What you are asked to do
Retype all of the data exactly as given.
>>
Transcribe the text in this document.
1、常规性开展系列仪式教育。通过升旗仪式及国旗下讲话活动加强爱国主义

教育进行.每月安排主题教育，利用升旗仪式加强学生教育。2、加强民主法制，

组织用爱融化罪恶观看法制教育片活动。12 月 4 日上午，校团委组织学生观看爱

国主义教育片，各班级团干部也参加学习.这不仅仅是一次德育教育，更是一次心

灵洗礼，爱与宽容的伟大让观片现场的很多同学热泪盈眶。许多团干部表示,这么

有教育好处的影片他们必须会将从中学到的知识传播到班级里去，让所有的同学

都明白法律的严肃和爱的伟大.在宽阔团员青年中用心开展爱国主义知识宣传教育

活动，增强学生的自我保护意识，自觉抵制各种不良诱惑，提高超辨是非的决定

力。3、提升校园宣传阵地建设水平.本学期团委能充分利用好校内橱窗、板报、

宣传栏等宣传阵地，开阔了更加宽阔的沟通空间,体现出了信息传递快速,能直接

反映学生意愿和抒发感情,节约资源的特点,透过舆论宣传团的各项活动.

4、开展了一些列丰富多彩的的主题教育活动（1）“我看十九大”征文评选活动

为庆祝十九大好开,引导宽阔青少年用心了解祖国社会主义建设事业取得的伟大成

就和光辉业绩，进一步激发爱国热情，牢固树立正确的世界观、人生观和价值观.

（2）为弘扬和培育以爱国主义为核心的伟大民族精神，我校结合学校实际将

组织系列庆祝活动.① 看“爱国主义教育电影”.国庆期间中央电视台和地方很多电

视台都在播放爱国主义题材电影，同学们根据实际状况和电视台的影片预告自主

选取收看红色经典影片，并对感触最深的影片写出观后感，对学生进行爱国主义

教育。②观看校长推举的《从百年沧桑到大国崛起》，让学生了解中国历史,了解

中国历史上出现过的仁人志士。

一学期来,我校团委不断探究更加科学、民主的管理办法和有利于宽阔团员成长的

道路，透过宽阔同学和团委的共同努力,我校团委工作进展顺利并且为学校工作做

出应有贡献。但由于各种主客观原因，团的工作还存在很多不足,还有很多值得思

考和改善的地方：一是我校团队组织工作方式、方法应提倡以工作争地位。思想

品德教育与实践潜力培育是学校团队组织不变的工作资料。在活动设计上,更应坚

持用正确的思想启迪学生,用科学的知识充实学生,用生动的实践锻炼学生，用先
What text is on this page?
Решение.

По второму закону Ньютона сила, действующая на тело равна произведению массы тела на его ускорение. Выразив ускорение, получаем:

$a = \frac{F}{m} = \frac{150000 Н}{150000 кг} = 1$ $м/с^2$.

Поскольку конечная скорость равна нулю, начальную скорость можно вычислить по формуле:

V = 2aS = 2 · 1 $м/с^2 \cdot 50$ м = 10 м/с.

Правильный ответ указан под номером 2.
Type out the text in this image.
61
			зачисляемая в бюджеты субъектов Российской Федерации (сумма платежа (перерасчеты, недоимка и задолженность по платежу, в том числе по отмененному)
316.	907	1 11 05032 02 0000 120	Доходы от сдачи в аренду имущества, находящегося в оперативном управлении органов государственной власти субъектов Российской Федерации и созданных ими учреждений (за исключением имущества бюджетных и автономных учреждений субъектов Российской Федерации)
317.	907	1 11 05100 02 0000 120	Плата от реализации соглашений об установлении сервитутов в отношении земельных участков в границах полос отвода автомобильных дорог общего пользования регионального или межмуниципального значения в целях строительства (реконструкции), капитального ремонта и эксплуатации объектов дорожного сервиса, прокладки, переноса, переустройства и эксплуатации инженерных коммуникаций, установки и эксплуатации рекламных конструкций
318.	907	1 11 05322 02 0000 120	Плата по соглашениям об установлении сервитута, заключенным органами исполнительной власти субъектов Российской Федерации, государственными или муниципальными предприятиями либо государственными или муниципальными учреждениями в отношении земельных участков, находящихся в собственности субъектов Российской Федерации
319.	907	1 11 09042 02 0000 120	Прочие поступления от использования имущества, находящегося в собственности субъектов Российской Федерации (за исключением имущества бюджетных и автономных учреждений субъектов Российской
<<
Correct output
Transcribe the text in this document.
1、常规性开展系列仪式教育。通过升旗仪式及国旗下讲话活动加强爱国主义

教育进行.每月安排主题教育，利用升旗仪式加强学生教育。2、加强民主法制，

组织用爱融化罪恶观看法制教育片活动。12 月 4 日上午，校团委组织学生观看爱

国主义教育片，各班级团干部也参加学习.这不仅仅是一次德育教育，更是一次心

灵洗礼，爱与宽容的伟大让观片现场的很多同学热泪盈眶。许多团干部表示,这么

有教育好处的影片他们必须会将从中学到的知识传播到班级里去，让所有的同学

都明白法律的严肃和爱的伟大.在宽阔团员青年中用心开展爱国主义知识宣传教育

活动，增强学生的自我保护意识，自觉抵制各种不良诱惑，提高超辨是非的决定

力。3、提升校园宣传阵地建设水平.本学期团委能充分利用好校内橱窗、板报、

宣传栏等宣传阵地，开阔了更加宽阔的沟通空间,体现出了信息传递快速,能直接

反映学生意愿和抒发感情,节约资源的特点,透过舆论宣传团的各项活动.

4、开展了一些列丰富多彩的的主题教育活动（1）“我看十九大”征文评选活动

为庆祝十九大好开,引导宽阔青少年用心了解祖国社会主义建设事业取得的伟大成

就和光辉业绩，进一步激发爱国热情，牢固树立正确的世界观、人生观和价值观.

（2）为弘扬和培育以爱国主义为核心的伟大民族精神，我校结合学校实际将

组织系列庆祝活动.① 看“爱国主义教育电影”.国庆期间中央电视台和地方很多电

视台都在播放爱国主义题材电影，同学们根据实际状况和电视台的影片预告自主

选取收看红色经典影片，并对感触最深的影片写出观后感，对学生进行爱国主义

教育。②观看校长推举的《从百年沧桑到大国崛起》，让学生了解中国历史,了解

中国历史上出现过的仁人志士。

一学期来,我校团委不断探究更加科学、民主的管理办法和有利于宽阔团员成长的

道路，透过宽阔同学和团委的共同努力,我校团委工作进展顺利并且为学校工作做

出应有贡献。但由于各种主客观原因，团的工作还存在很多不足,还有很多值得思

考和改善的地方：一是我校团队组织工作方式、方法应提倡以工作争地位。思想

品德教育与实践潜力培育是学校团队组织不变的工作资料。在活动设计上,更应坚

持用正确的思想启迪学生,用科学的知识充实学生,用生动的实践锻炼学生，用先
What text is on this page?
Решение.

По второму закону Ньютона сила, действующая на тело равна произведению массы тела на его ускорение. Выразив ускорение, получаем:

$a = \frac{F}{m} = \frac{150000 Н}{150000 кг} = 1$ $м/с^2$.

Поскольку конечная скорость равна нулю, начальную скорость можно вычислить по формуле:

V = 2aS = 2 · 1 $м/с^2 \cdot 50$ м = 10 м/с.

Правильный ответ указан под номером 2.
Type out the text in this image.
61
			зачисляемая в бюджеты субъектов Российской Федерации (сумма платежа (перерасчеты, недоимка и задолженность по платежу, в том числе по отмененному)
316.	907	1 11 05032 02 0000 120	Доходы от сдачи в аренду имущества, находящегося в оперативном управлении органов государственной власти субъектов Российской Федерации и созданных ими учреждений (за исключением имущества бюджетных и автономных учреждений субъектов Российской Федерации)
317.	907	1 11 05100 02 0000 120	Плата от реализации соглашений об установлении сервитутов в отношении земельных участков в границах полос отвода автомобильных дорог общего пользования регионального или межмуниципального значения в целях строительства (реконструкции), капитального ремонта и эксплуатации объектов дорожного сервиса, прокладки, переноса, переустройства и эксплуатации инженерных коммуникаций, установки и эксплуатации рекламных конструкций
318.	907	1 11 05322 02 0000 120	Плата по соглашениям об установлении сервитута, заключенным органами исполнительной власти субъектов Российской Федерации, государственными или муниципальными предприятиями либо государственными или муниципальными учреждениями в отношении земельных участков, находящихся в собственности субъектов Российской Федерации
319.	907	1 11 09042 02 0000 120	Прочие поступления от использования имущества, находящегося в собственности субъектов Российской Федерации (за исключением имущества бюджетных и автономных учреждений субъектов Российской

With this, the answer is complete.